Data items
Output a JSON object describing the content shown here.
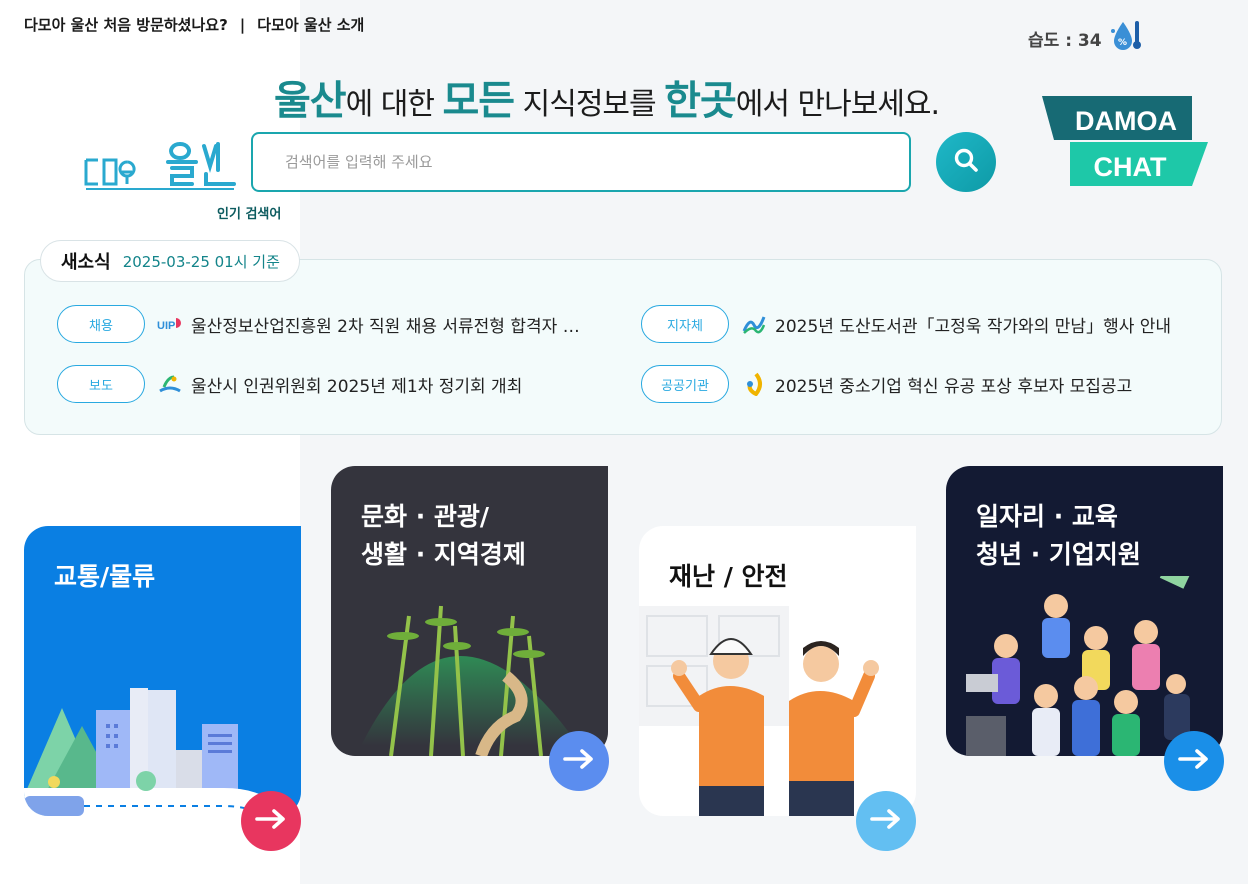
{
  "top_links": {
    "first_visit": "다모아 울산 처음 방문하셨나요?",
    "separator": "|",
    "about": "다모아 울산 소개"
  },
  "weather": {
    "humidity_label": "습도 : 34",
    "icon": "humidity-drop-icon"
  },
  "headline": {
    "part1_em": "울산",
    "part2": "에 대한 ",
    "part3_em": "모든",
    "part4": " 지식정보를 ",
    "part5_em": "한곳",
    "part6": "에서 만나보세요."
  },
  "logo": {
    "alt": "다모아 울산"
  },
  "search": {
    "placeholder": "검색어를 입력해 주세요",
    "value": ""
  },
  "chat_badge": {
    "line1": "DAMOA",
    "line2": "CHAT"
  },
  "popular_keywords_label": "인기 검색어",
  "news": {
    "title": "새소식",
    "timestamp": "2025-03-25 01시 기준",
    "items": [
      {
        "tag": "채용",
        "icon": "uipa-logo-icon",
        "text": "울산정보산업진흥원 2차 직원 채용 서류전형 합격자 및 ..."
      },
      {
        "tag": "지자체",
        "icon": "dongnam-district-logo-icon",
        "text": "2025년 도산도서관「고정욱 작가와의 만남」행사 안내"
      },
      {
        "tag": "보도",
        "icon": "ulsan-city-logo-icon",
        "text": "울산시 인권위원회 2025년 제1차 정기회 개최"
      },
      {
        "tag": "공공기관",
        "icon": "public-agency-logo-icon",
        "text": "2025년 중소기업 혁신 유공 포상 후보자 모집공고"
      }
    ]
  },
  "categories": [
    {
      "label": "교통/물류",
      "color": "#0a7fe3",
      "arrow_color": "#e8365f"
    },
    {
      "label": "문화 · 관광/\n생활 · 지역경제",
      "color": "#34343d",
      "arrow_color": "#5b8def"
    },
    {
      "label": "재난 / 안전",
      "color": "#ffffff",
      "arrow_color": "#63bff2"
    },
    {
      "label": "일자리  ·  교육\n청년  ·  기업지원",
      "color": "#131a33",
      "arrow_color": "#1a8fe8"
    }
  ]
}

> **Your task**
Give back the whole listing as it stands, minus its pictures.

> **Reply to the exercise**
Output a JSON object describing the content shown here.
{
  "top_links": {
    "first_visit": "다모아 울산 처음 방문하셨나요?",
    "separator": "|",
    "about": "다모아 울산 소개"
  },
  "weather": {
    "humidity_label": "습도 : 34",
    "icon": "humidity-drop-icon"
  },
  "headline": {
    "part1_em": "울산",
    "part2": "에 대한 ",
    "part3_em": "모든",
    "part4": " 지식정보를 ",
    "part5_em": "한곳",
    "part6": "에서 만나보세요."
  },
  "logo": {
    "alt": "다모아 울산"
  },
  "search": {
    "placeholder": "검색어를 입력해 주세요",
    "value": ""
  },
  "chat_badge": {
    "line1": "DAMOA",
    "line2": "CHAT"
  },
  "popular_keywords_label": "인기 검색어",
  "news": {
    "title": "새소식",
    "timestamp": "2025-03-25 01시 기준",
    "items": [
      {
        "tag": "채용",
        "icon": "uipa-logo-icon",
        "text": "울산정보산업진흥원 2차 직원 채용 서류전형 합격자 및 ..."
      },
      {
        "tag": "지자체",
        "icon": "dongnam-district-logo-icon",
        "text": "2025년 도산도서관「고정욱 작가와의 만남」행사 안내"
      },
      {
        "tag": "보도",
        "icon": "ulsan-city-logo-icon",
        "text": "울산시 인권위원회 2025년 제1차 정기회 개최"
      },
      {
        "tag": "공공기관",
        "icon": "public-agency-logo-icon",
        "text": "2025년 중소기업 혁신 유공 포상 후보자 모집공고"
      }
    ]
  },
  "categories": [
    {
      "label": "교통/물류",
      "color": "#0a7fe3",
      "arrow_color": "#e8365f"
    },
    {
      "label": "문화 · 관광/\n생활 · 지역경제",
      "color": "#34343d",
      "arrow_color": "#5b8def"
    },
    {
      "label": "재난 / 안전",
      "color": "#ffffff",
      "arrow_color": "#63bff2"
    },
    {
      "label": "일자리  ·  교육\n청년  ·  기업지원",
      "color": "#131a33",
      "arrow_color": "#1a8fe8"
    }
  ]
}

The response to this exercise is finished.